▸ **Task statement**
Every entry below must appear again, exactly as written.

►

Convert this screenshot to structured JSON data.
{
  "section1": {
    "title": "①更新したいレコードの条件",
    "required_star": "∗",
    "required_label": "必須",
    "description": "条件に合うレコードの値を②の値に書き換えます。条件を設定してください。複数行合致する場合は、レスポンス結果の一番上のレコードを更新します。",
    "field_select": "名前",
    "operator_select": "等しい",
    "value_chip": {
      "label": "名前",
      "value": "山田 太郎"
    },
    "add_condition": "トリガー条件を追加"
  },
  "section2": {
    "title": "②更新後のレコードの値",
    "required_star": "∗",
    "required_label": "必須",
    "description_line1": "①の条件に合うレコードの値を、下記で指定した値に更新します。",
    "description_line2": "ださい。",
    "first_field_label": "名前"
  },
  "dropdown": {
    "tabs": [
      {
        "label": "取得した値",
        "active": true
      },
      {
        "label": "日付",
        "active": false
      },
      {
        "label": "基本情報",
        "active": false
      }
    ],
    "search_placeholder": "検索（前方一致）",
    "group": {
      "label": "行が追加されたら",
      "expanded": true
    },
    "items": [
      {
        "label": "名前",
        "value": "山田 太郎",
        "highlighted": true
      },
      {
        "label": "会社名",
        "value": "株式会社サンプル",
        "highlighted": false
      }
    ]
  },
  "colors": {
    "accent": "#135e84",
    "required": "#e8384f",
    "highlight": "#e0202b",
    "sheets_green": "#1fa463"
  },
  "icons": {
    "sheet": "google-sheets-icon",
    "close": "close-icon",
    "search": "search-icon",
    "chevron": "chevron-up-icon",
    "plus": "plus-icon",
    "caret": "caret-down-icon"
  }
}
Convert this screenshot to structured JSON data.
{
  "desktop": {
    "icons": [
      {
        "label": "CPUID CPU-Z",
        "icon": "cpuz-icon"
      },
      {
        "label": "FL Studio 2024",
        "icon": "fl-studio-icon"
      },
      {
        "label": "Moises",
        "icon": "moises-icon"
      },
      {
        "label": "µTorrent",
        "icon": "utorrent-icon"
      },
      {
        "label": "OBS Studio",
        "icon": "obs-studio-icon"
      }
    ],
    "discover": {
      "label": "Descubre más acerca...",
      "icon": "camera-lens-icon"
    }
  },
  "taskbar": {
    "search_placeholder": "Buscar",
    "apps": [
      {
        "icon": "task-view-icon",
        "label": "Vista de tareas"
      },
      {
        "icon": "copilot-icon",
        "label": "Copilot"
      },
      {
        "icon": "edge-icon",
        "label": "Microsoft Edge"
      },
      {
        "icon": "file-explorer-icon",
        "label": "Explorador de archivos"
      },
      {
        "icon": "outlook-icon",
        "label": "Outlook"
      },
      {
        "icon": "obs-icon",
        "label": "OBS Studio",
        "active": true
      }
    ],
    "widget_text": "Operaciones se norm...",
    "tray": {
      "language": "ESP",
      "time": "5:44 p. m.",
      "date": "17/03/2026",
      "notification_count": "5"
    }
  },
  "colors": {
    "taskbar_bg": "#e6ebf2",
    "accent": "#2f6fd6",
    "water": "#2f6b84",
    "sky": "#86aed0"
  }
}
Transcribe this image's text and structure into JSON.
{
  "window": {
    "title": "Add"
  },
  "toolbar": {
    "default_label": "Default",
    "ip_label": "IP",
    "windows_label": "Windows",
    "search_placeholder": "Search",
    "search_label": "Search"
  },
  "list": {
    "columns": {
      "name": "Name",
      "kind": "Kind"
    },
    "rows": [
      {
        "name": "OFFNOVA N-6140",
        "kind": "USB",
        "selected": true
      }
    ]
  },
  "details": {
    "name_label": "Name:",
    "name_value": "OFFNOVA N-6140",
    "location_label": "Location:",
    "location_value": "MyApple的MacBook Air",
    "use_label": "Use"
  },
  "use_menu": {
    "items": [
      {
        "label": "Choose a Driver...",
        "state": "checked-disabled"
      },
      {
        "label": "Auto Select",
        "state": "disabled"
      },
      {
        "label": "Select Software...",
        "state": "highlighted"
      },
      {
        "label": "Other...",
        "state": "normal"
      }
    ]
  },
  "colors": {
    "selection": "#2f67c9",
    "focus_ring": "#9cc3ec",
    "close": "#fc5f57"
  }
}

◄

▸ **Task output**
Convert this screenshot to structured JSON data.
{
  "section1": {
    "title": "①更新したいレコードの条件",
    "required_star": "∗",
    "required_label": "必須",
    "description": "条件に合うレコードの値を②の値に書き換えます。条件を設定してください。複数行合致する場合は、レスポンス結果の一番上のレコードを更新します。",
    "field_select": "名前",
    "operator_select": "等しい",
    "value_chip": {
      "label": "名前",
      "value": "山田 太郎"
    },
    "add_condition": "トリガー条件を追加"
  },
  "section2": {
    "title": "②更新後のレコードの値",
    "required_star": "∗",
    "required_label": "必須",
    "description_line1": "①の条件に合うレコードの値を、下記で指定した値に更新します。",
    "description_line2": "ださい。",
    "first_field_label": "名前"
  },
  "dropdown": {
    "tabs": [
      {
        "label": "取得した値",
        "active": true
      },
      {
        "label": "日付",
        "active": false
      },
      {
        "label": "基本情報",
        "active": false
      }
    ],
    "search_placeholder": "検索（前方一致）",
    "group": {
      "label": "行が追加されたら",
      "expanded": true
    },
    "items": [
      {
        "label": "名前",
        "value": "山田 太郎",
        "highlighted": true
      },
      {
        "label": "会社名",
        "value": "株式会社サンプル",
        "highlighted": false
      }
    ]
  },
  "colors": {
    "accent": "#135e84",
    "required": "#e8384f",
    "highlight": "#e0202b",
    "sheets_green": "#1fa463"
  },
  "icons": {
    "sheet": "google-sheets-icon",
    "close": "close-icon",
    "search": "search-icon",
    "chevron": "chevron-up-icon",
    "plus": "plus-icon",
    "caret": "caret-down-icon"
  }
}
Convert this screenshot to structured JSON data.
{
  "desktop": {
    "icons": [
      {
        "label": "CPUID CPU-Z",
        "icon": "cpuz-icon"
      },
      {
        "label": "FL Studio 2024",
        "icon": "fl-studio-icon"
      },
      {
        "label": "Moises",
        "icon": "moises-icon"
      },
      {
        "label": "µTorrent",
        "icon": "utorrent-icon"
      },
      {
        "label": "OBS Studio",
        "icon": "obs-studio-icon"
      }
    ],
    "discover": {
      "label": "Descubre más acerca...",
      "icon": "camera-lens-icon"
    }
  },
  "taskbar": {
    "search_placeholder": "Buscar",
    "apps": [
      {
        "icon": "task-view-icon",
        "label": "Vista de tareas"
      },
      {
        "icon": "copilot-icon",
        "label": "Copilot"
      },
      {
        "icon": "edge-icon",
        "label": "Microsoft Edge"
      },
      {
        "icon": "file-explorer-icon",
        "label": "Explorador de archivos"
      },
      {
        "icon": "outlook-icon",
        "label": "Outlook"
      },
      {
        "icon": "obs-icon",
        "label": "OBS Studio",
        "active": true
      }
    ],
    "widget_text": "Operaciones se norm...",
    "tray": {
      "language": "ESP",
      "time": "5:44 p. m.",
      "date": "17/03/2026",
      "notification_count": "5"
    }
  },
  "colors": {
    "taskbar_bg": "#e6ebf2",
    "accent": "#2f6fd6",
    "water": "#2f6b84",
    "sky": "#86aed0"
  }
}
Transcribe this image's text and structure into JSON.
{
  "window": {
    "title": "Add"
  },
  "toolbar": {
    "default_label": "Default",
    "ip_label": "IP",
    "windows_label": "Windows",
    "search_placeholder": "Search",
    "search_label": "Search"
  },
  "list": {
    "columns": {
      "name": "Name",
      "kind": "Kind"
    },
    "rows": [
      {
        "name": "OFFNOVA N-6140",
        "kind": "USB",
        "selected": true
      }
    ]
  },
  "details": {
    "name_label": "Name:",
    "name_value": "OFFNOVA N-6140",
    "location_label": "Location:",
    "location_value": "MyApple的MacBook Air",
    "use_label": "Use"
  },
  "use_menu": {
    "items": [
      {
        "label": "Choose a Driver...",
        "state": "checked-disabled"
      },
      {
        "label": "Auto Select",
        "state": "disabled"
      },
      {
        "label": "Select Software...",
        "state": "highlighted"
      },
      {
        "label": "Other...",
        "state": "normal"
      }
    ]
  },
  "colors": {
    "selection": "#2f67c9",
    "focus_ring": "#9cc3ec",
    "close": "#fc5f57"
  }
}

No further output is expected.